**TÂCHE COURTE:** Affichez à l'identique le passage de la critique qui commence par les mots contenant « Une suite, en » et s'achève sur « mise à temps. ».
----- EXTRAIT DU DOCUMENT -----
Pour quelques yens de plus, le bon Tôru, non content d'avoir déjà enterré la licence qui l'a fait connaître à l'internationale, s'adonne cette fois à une exhumation de rigueur pour mieux violer le cadavre de la bête. Pour ce qu'il en reste, on va quand même pas en faire une histoire ? Eh bien si. On va même en faire une critique.


Une suite, en fallait-il une lorsque l'on sait comment se terminait GTO ? Le principe de la continuité, fatalement, ôte tout enjeu à une fin précédemment rédigée, qui, alors, devient nécessairement obsolète et sans intérêt. Or, la fin de GTO n'avait pas été commandée à l'époque par un manque d'engouement des lecteurs et ce, bien que les derniers arcs aient pourtant laissé à désirer. Il y avait une volonté de conclure et, rares, à ma connaissance, sont les mangas avec une pareille durée de parution à avoir réussi leur fin. GTO était un de ces miraculés des conclusions bancales ; c'était pensé, envisagé et ça s'achevait merveilleusement bien.
Malgré cela, Fujisawa a voulu rempiler. Pourquoi pas après tout, mais il faut alors être sacrément sûr de son coup quand on reprend un succès. Mieux vaut savoir retirer sa mise à temps.
----- DONNÉES FOURNIES -----
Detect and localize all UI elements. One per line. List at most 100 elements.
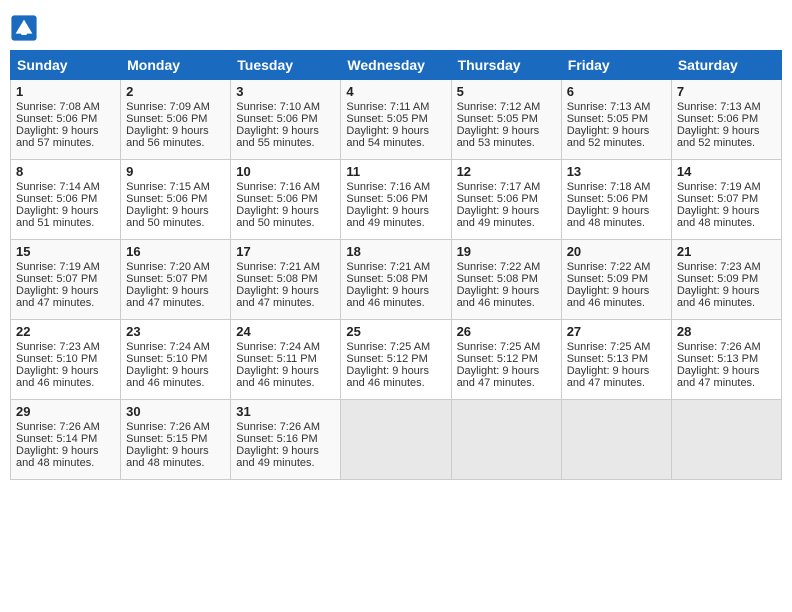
-----
**CORRIGÉ:**
Une suite, en fallait-il une lorsque l'on sait comment se terminait GTO ? Le principe de la continuité, fatalement, ôte tout enjeu à une fin précédemment rédigée, qui, alors, devient nécessairement obsolète et sans intérêt. Or, la fin de GTO n'avait pas été commandée à l'époque par un manque d'engouement des lecteurs et ce, bien que les derniers arcs aient pourtant laissé à désirer. Il y avait une volonté de conclure et, rares, à ma connaissance, sont les mangas avec une pareille durée de parution à avoir réussi leur fin. GTO était un de ces miraculés des conclusions bancales ; c'était pensé, envisagé et ça s'achevait merveilleusement bien.
Malgré cela, Fujisawa a voulu rempiler. Pourquoi pas après tout, mais il faut alors être sacrément sûr de son coup quand on reprend un succès. Mieux vaut savoir retirer sa mise à temps.